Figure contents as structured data
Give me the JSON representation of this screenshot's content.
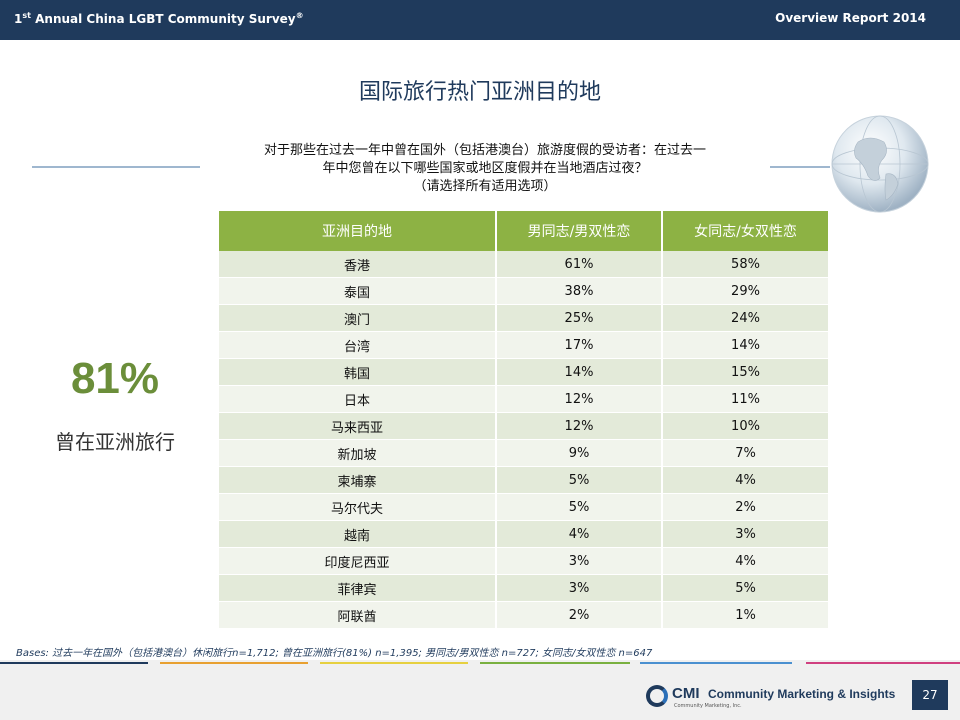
{
  "header": {
    "survey_title_prefix": "1",
    "survey_title_sup": "st",
    "survey_title_main": " Annual China LGBT Community Survey",
    "survey_title_mark": "®",
    "report_title": "Overview Report 2014"
  },
  "slide": {
    "title": "国际旅行热门亚洲目的地",
    "question_line1": "对于那些在过去一年中曾在国外（包括港澳台）旅游度假的受访者：在过去一",
    "question_line2": "年中您曾在以下哪些国家或地区度假并在当地酒店过夜？",
    "question_line3": "（请选择所有适用选项）"
  },
  "stat": {
    "percent": "81%",
    "label": "曾在亚洲旅行"
  },
  "table": {
    "headers": [
      "亚洲目的地",
      "男同志/男双性恋",
      "女同志/女双性恋"
    ],
    "rows": [
      [
        "香港",
        "61%",
        "58%"
      ],
      [
        "泰国",
        "38%",
        "29%"
      ],
      [
        "澳门",
        "25%",
        "24%"
      ],
      [
        "台湾",
        "17%",
        "14%"
      ],
      [
        "韩国",
        "14%",
        "15%"
      ],
      [
        "日本",
        "12%",
        "11%"
      ],
      [
        "马来西亚",
        "12%",
        "10%"
      ],
      [
        "新加坡",
        "9%",
        "7%"
      ],
      [
        "柬埔寨",
        "5%",
        "4%"
      ],
      [
        "马尔代夫",
        "5%",
        "2%"
      ],
      [
        "越南",
        "4%",
        "3%"
      ],
      [
        "印度尼西亚",
        "3%",
        "4%"
      ],
      [
        "菲律宾",
        "3%",
        "5%"
      ],
      [
        "阿联酋",
        "2%",
        "1%"
      ]
    ]
  },
  "bases": "Bases: 过去一年在国外（包括港澳台）休闲旅行n=1,712; 曾在亚洲旅行(81%) n=1,395; 男同志/男双性恋 n=727; 女同志/女双性恋 n=647",
  "footer": {
    "logo_cmi": "CMI",
    "logo_name": "Community Marketing & Insights",
    "logo_sub": "Community Marketing, Inc.",
    "page_number": "27"
  },
  "colors": {
    "header_bg": "#1f3a5c",
    "table_header": "#8db244",
    "stat_green": "#6b8e3a",
    "footer_segments": [
      "#1f3a5c",
      "#e8a030",
      "#e6d040",
      "#79b040",
      "#4a90d0",
      "#a050a0",
      "#d04080"
    ]
  },
  "icons": {
    "globe": "globe-icon",
    "logo": "cmi-logo-icon"
  }
}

Exercise objective
Copy each line above where the string "曾在亚洲旅行" occurs.

Written reply
    "label": "曾在亚洲旅行"
  "bases": "Bases: 过去一年在国外（包括港澳台）休闲旅行n=1,712; 曾在亚洲旅行(81%) n=1,395; 男同志/男双性恋 n=727; 女同志/女双性恋 n=647",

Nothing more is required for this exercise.